— START OF Dataset extract —

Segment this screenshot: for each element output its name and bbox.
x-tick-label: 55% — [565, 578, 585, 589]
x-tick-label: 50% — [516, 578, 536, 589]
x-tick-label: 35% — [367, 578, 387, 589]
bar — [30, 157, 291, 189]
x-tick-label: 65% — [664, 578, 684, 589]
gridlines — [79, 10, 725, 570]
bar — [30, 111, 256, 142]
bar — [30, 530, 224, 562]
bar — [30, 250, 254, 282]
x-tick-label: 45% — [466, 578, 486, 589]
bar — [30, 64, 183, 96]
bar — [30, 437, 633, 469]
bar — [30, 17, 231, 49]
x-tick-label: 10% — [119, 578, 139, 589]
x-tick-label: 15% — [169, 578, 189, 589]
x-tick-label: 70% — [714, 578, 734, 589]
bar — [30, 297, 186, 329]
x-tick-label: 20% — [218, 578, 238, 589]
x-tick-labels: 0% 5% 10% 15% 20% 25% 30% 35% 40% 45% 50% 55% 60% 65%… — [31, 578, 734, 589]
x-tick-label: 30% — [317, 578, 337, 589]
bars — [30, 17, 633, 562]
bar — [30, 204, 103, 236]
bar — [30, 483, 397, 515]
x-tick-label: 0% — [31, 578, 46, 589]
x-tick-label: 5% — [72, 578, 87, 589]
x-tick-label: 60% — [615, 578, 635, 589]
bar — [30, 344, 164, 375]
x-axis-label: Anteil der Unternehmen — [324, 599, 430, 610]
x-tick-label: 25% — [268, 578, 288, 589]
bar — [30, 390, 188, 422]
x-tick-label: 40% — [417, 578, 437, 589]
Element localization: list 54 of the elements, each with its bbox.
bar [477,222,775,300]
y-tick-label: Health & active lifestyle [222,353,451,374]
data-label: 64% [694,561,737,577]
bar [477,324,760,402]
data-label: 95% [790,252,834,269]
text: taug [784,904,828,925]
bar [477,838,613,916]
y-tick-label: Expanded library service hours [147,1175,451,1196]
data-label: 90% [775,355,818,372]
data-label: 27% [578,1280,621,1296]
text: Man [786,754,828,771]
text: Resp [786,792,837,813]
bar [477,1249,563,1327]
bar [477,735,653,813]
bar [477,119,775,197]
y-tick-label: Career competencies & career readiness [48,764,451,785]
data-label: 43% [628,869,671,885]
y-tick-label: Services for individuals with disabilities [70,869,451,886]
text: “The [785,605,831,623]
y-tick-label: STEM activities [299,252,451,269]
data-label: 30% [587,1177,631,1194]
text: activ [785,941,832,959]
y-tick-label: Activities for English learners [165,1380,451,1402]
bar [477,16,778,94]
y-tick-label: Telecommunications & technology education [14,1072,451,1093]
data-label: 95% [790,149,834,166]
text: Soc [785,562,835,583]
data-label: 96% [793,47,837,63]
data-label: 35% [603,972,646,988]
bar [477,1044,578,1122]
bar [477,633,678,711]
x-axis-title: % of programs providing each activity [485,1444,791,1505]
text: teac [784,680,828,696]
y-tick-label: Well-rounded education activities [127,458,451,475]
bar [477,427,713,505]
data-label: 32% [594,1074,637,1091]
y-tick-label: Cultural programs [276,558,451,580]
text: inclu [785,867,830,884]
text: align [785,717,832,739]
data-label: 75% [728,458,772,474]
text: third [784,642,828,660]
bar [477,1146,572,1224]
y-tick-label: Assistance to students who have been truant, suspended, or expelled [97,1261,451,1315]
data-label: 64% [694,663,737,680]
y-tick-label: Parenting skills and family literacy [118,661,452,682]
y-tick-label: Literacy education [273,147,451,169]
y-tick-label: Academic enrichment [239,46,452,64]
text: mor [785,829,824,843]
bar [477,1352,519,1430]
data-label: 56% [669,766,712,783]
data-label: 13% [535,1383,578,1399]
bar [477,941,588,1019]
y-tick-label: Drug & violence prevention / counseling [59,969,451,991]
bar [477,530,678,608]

— END OF Dataset extract —

- What is expected: Rewrite all of the records above, replacing "bbox" with "bounding box" and leaving everything else unchanged.

- Answer below:
Segment this screenshot: for each element output its name and bounding box.
x-tick-label: 55% — [565, 578, 585, 589]
x-tick-label: 50% — [516, 578, 536, 589]
x-tick-label: 35% — [367, 578, 387, 589]
bar — [30, 157, 291, 189]
x-tick-label: 65% — [664, 578, 684, 589]
gridlines — [79, 10, 725, 570]
bar — [30, 111, 256, 142]
bar — [30, 530, 224, 562]
bar — [30, 250, 254, 282]
x-tick-label: 45% — [466, 578, 486, 589]
bar — [30, 64, 183, 96]
bar — [30, 437, 633, 469]
bar — [30, 17, 231, 49]
x-tick-label: 10% — [119, 578, 139, 589]
x-tick-label: 15% — [169, 578, 189, 589]
x-tick-label: 70% — [714, 578, 734, 589]
bar — [30, 297, 186, 329]
x-tick-label: 20% — [218, 578, 238, 589]
x-tick-labels: 0% 5% 10% 15% 20% 25% 30% 35% 40% 45% 50% 55% 60% 65%… — [31, 578, 734, 589]
x-tick-label: 30% — [317, 578, 337, 589]
bars — [30, 17, 633, 562]
bar — [30, 204, 103, 236]
bar — [30, 483, 397, 515]
x-tick-label: 0% — [31, 578, 46, 589]
x-tick-label: 5% — [72, 578, 87, 589]
x-tick-label: 60% — [615, 578, 635, 589]
bar — [30, 344, 164, 375]
x-axis-label: Anteil der Unternehmen — [324, 599, 430, 610]
x-tick-label: 25% — [268, 578, 288, 589]
bar — [30, 390, 188, 422]
x-tick-label: 40% — [417, 578, 437, 589]
Element localization: list 54 of the elements, each with its bounding box.
bar [477,222,775,300]
y-tick-label: Health & active lifestyle [222,353,451,374]
data-label: 64% [694,561,737,577]
bar [477,324,760,402]
data-label: 95% [790,252,834,269]
text: taug [784,904,828,925]
bar [477,838,613,916]
y-tick-label: Expanded library service hours [147,1175,451,1196]
data-label: 90% [775,355,818,372]
data-label: 27% [578,1280,621,1296]
text: Man [786,754,828,771]
text: Resp [786,792,837,813]
bar [477,1249,563,1327]
bar [477,735,653,813]
bar [477,119,775,197]
y-tick-label: Career competencies & career readiness [48,764,451,785]
data-label: 43% [628,869,671,885]
y-tick-label: Services for individuals with disabilities [70,869,451,886]
text: “The [785,605,831,623]
y-tick-label: STEM activities [299,252,451,269]
data-label: 30% [587,1177,631,1194]
text: activ [785,941,832,959]
y-tick-label: Activities for English learners [165,1380,451,1402]
bar [477,16,778,94]
y-tick-label: Telecommunications & technology education [14,1072,451,1093]
data-label: 95% [790,149,834,166]
text: Soc [785,562,835,583]
data-label: 96% [793,47,837,63]
data-label: 35% [603,972,646,988]
bar [477,1044,578,1122]
bar [477,633,678,711]
x-axis-title: % of programs providing each activity [485,1444,791,1505]
text: teac [784,680,828,696]
y-tick-label: Well-rounded education activities [127,458,451,475]
bar [477,427,713,505]
data-label: 32% [594,1074,637,1091]
y-tick-label: Cultural programs [276,558,451,580]
text: inclu [785,867,830,884]
text: align [785,717,832,739]
data-label: 75% [728,458,772,474]
text: third [784,642,828,660]
bar [477,1146,572,1224]
y-tick-label: Assistance to students who have been truant, suspended, or expelled [97,1261,451,1315]
data-label: 64% [694,663,737,680]
y-tick-label: Parenting skills and family literacy [118,661,452,682]
y-tick-label: Literacy education [273,147,451,169]
y-tick-label: Academic enrichment [239,46,452,64]
text: mor [785,829,824,843]
bar [477,1352,519,1430]
data-label: 56% [669,766,712,783]
data-label: 13% [535,1383,578,1399]
bar [477,941,588,1019]
y-tick-label: Drug & violence prevention / counseling [59,969,451,991]
bar [477,530,678,608]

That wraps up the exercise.